STATED PROBLEM
In the listing below, find every line containing "agency" and copy it out.

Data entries
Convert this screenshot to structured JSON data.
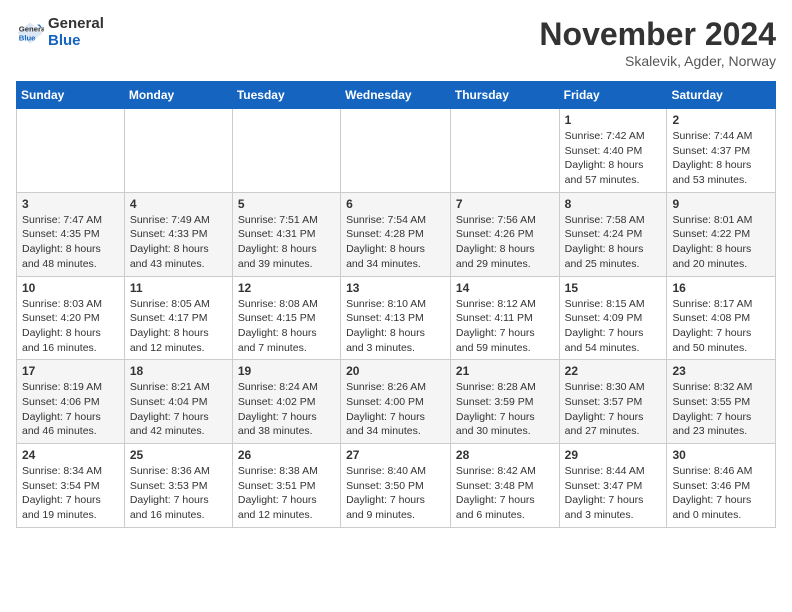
{
  "header": {
    "logo_line1": "General",
    "logo_line2": "Blue",
    "month": "November 2024",
    "location": "Skalevik, Agder, Norway"
  },
  "weekdays": [
    "Sunday",
    "Monday",
    "Tuesday",
    "Wednesday",
    "Thursday",
    "Friday",
    "Saturday"
  ],
  "rows": [
    [
      {
        "day": "",
        "info": ""
      },
      {
        "day": "",
        "info": ""
      },
      {
        "day": "",
        "info": ""
      },
      {
        "day": "",
        "info": ""
      },
      {
        "day": "",
        "info": ""
      },
      {
        "day": "1",
        "info": "Sunrise: 7:42 AM\nSunset: 4:40 PM\nDaylight: 8 hours\nand 57 minutes."
      },
      {
        "day": "2",
        "info": "Sunrise: 7:44 AM\nSunset: 4:37 PM\nDaylight: 8 hours\nand 53 minutes."
      }
    ],
    [
      {
        "day": "3",
        "info": "Sunrise: 7:47 AM\nSunset: 4:35 PM\nDaylight: 8 hours\nand 48 minutes."
      },
      {
        "day": "4",
        "info": "Sunrise: 7:49 AM\nSunset: 4:33 PM\nDaylight: 8 hours\nand 43 minutes."
      },
      {
        "day": "5",
        "info": "Sunrise: 7:51 AM\nSunset: 4:31 PM\nDaylight: 8 hours\nand 39 minutes."
      },
      {
        "day": "6",
        "info": "Sunrise: 7:54 AM\nSunset: 4:28 PM\nDaylight: 8 hours\nand 34 minutes."
      },
      {
        "day": "7",
        "info": "Sunrise: 7:56 AM\nSunset: 4:26 PM\nDaylight: 8 hours\nand 29 minutes."
      },
      {
        "day": "8",
        "info": "Sunrise: 7:58 AM\nSunset: 4:24 PM\nDaylight: 8 hours\nand 25 minutes."
      },
      {
        "day": "9",
        "info": "Sunrise: 8:01 AM\nSunset: 4:22 PM\nDaylight: 8 hours\nand 20 minutes."
      }
    ],
    [
      {
        "day": "10",
        "info": "Sunrise: 8:03 AM\nSunset: 4:20 PM\nDaylight: 8 hours\nand 16 minutes."
      },
      {
        "day": "11",
        "info": "Sunrise: 8:05 AM\nSunset: 4:17 PM\nDaylight: 8 hours\nand 12 minutes."
      },
      {
        "day": "12",
        "info": "Sunrise: 8:08 AM\nSunset: 4:15 PM\nDaylight: 8 hours\nand 7 minutes."
      },
      {
        "day": "13",
        "info": "Sunrise: 8:10 AM\nSunset: 4:13 PM\nDaylight: 8 hours\nand 3 minutes."
      },
      {
        "day": "14",
        "info": "Sunrise: 8:12 AM\nSunset: 4:11 PM\nDaylight: 7 hours\nand 59 minutes."
      },
      {
        "day": "15",
        "info": "Sunrise: 8:15 AM\nSunset: 4:09 PM\nDaylight: 7 hours\nand 54 minutes."
      },
      {
        "day": "16",
        "info": "Sunrise: 8:17 AM\nSunset: 4:08 PM\nDaylight: 7 hours\nand 50 minutes."
      }
    ],
    [
      {
        "day": "17",
        "info": "Sunrise: 8:19 AM\nSunset: 4:06 PM\nDaylight: 7 hours\nand 46 minutes."
      },
      {
        "day": "18",
        "info": "Sunrise: 8:21 AM\nSunset: 4:04 PM\nDaylight: 7 hours\nand 42 minutes."
      },
      {
        "day": "19",
        "info": "Sunrise: 8:24 AM\nSunset: 4:02 PM\nDaylight: 7 hours\nand 38 minutes."
      },
      {
        "day": "20",
        "info": "Sunrise: 8:26 AM\nSunset: 4:00 PM\nDaylight: 7 hours\nand 34 minutes."
      },
      {
        "day": "21",
        "info": "Sunrise: 8:28 AM\nSunset: 3:59 PM\nDaylight: 7 hours\nand 30 minutes."
      },
      {
        "day": "22",
        "info": "Sunrise: 8:30 AM\nSunset: 3:57 PM\nDaylight: 7 hours\nand 27 minutes."
      },
      {
        "day": "23",
        "info": "Sunrise: 8:32 AM\nSunset: 3:55 PM\nDaylight: 7 hours\nand 23 minutes."
      }
    ],
    [
      {
        "day": "24",
        "info": "Sunrise: 8:34 AM\nSunset: 3:54 PM\nDaylight: 7 hours\nand 19 minutes."
      },
      {
        "day": "25",
        "info": "Sunrise: 8:36 AM\nSunset: 3:53 PM\nDaylight: 7 hours\nand 16 minutes."
      },
      {
        "day": "26",
        "info": "Sunrise: 8:38 AM\nSunset: 3:51 PM\nDaylight: 7 hours\nand 12 minutes."
      },
      {
        "day": "27",
        "info": "Sunrise: 8:40 AM\nSunset: 3:50 PM\nDaylight: 7 hours\nand 9 minutes."
      },
      {
        "day": "28",
        "info": "Sunrise: 8:42 AM\nSunset: 3:48 PM\nDaylight: 7 hours\nand 6 minutes."
      },
      {
        "day": "29",
        "info": "Sunrise: 8:44 AM\nSunset: 3:47 PM\nDaylight: 7 hours\nand 3 minutes."
      },
      {
        "day": "30",
        "info": "Sunrise: 8:46 AM\nSunset: 3:46 PM\nDaylight: 7 hours\nand 0 minutes."
      }
    ]
  ]
}
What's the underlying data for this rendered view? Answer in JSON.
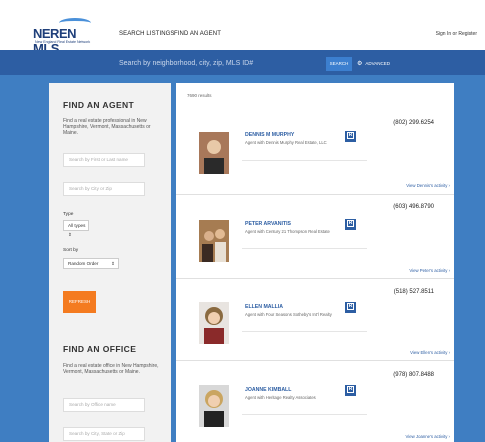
{
  "header": {
    "logo_text": "NEREN MLS",
    "logo_sub": "New England Real Estate Network",
    "nav": [
      "SEARCH LISTINGS",
      "FIND AN AGENT"
    ],
    "signin": "Sign In or Register"
  },
  "search": {
    "placeholder": "Search by neighborhood, city, zip, MLS ID#",
    "button": "SEARCH",
    "advanced": "ADVANCED"
  },
  "sidebar": {
    "agent_title": "FIND AN AGENT",
    "agent_desc": "Find a real estate professional in New Hampshire, Vermont, Massachusetts or Maine.",
    "name_placeholder": "Search by First or Last name",
    "city_placeholder": "Search by City or Zip",
    "type_label": "Type",
    "type_value": "All types",
    "sort_label": "Sort by",
    "sort_value": "Random Order",
    "refresh": "REFRESH",
    "office_title": "FIND AN OFFICE",
    "office_desc": "Find a real estate office in New Hampshire, Vermont, Massachusetts or Maine.",
    "office_name_placeholder": "Search by Office name",
    "office_city_placeholder": "Search by City, State or Zip"
  },
  "results": {
    "count": "7690 results",
    "agents": [
      {
        "phone": "(802) 299.6254",
        "name": "DENNIS M MURPHY",
        "agency": "Agent with Dennis Murphy Real Estate, LLC",
        "activity": "View Dennis's activity ›",
        "photo_bg": "#a8785a",
        "photo_fg": "#2a2a2a"
      },
      {
        "phone": "(603) 496.8790",
        "name": "PETER ARVANITIS",
        "agency": "Agent with Century 21 Thompson Real Estate",
        "activity": "View Peter's activity ›",
        "photo_bg": "#a67c52",
        "photo_fg": "#3a2a22"
      },
      {
        "phone": "(518) 527.8511",
        "name": "ELLEN MALLIA",
        "agency": "Agent with Four Seasons Sotheby's Int'l Realty",
        "activity": "View Ellen's activity ›",
        "photo_bg": "#e8e4e0",
        "photo_fg": "#8a2a2a"
      },
      {
        "phone": "(978) 807.8488",
        "name": "JOANNE KIMBALL",
        "agency": "Agent with Heritage Realty Associates",
        "activity": "View Joanne's activity ›",
        "photo_bg": "#d8d8d8",
        "photo_fg": "#222"
      }
    ]
  },
  "colors": {
    "accent": "#2d5ea3",
    "refresh": "#f47b20"
  }
}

TASK ANSWER
        "agency": "Agent with Dennis Murphy Real Estate, LLC",
        "agency": "Agent with Century 21 Thompson Real Estate",
        "agency": "Agent with Four Seasons Sotheby's Int'l Realty",
        "agency": "Agent with Heritage Realty Associates",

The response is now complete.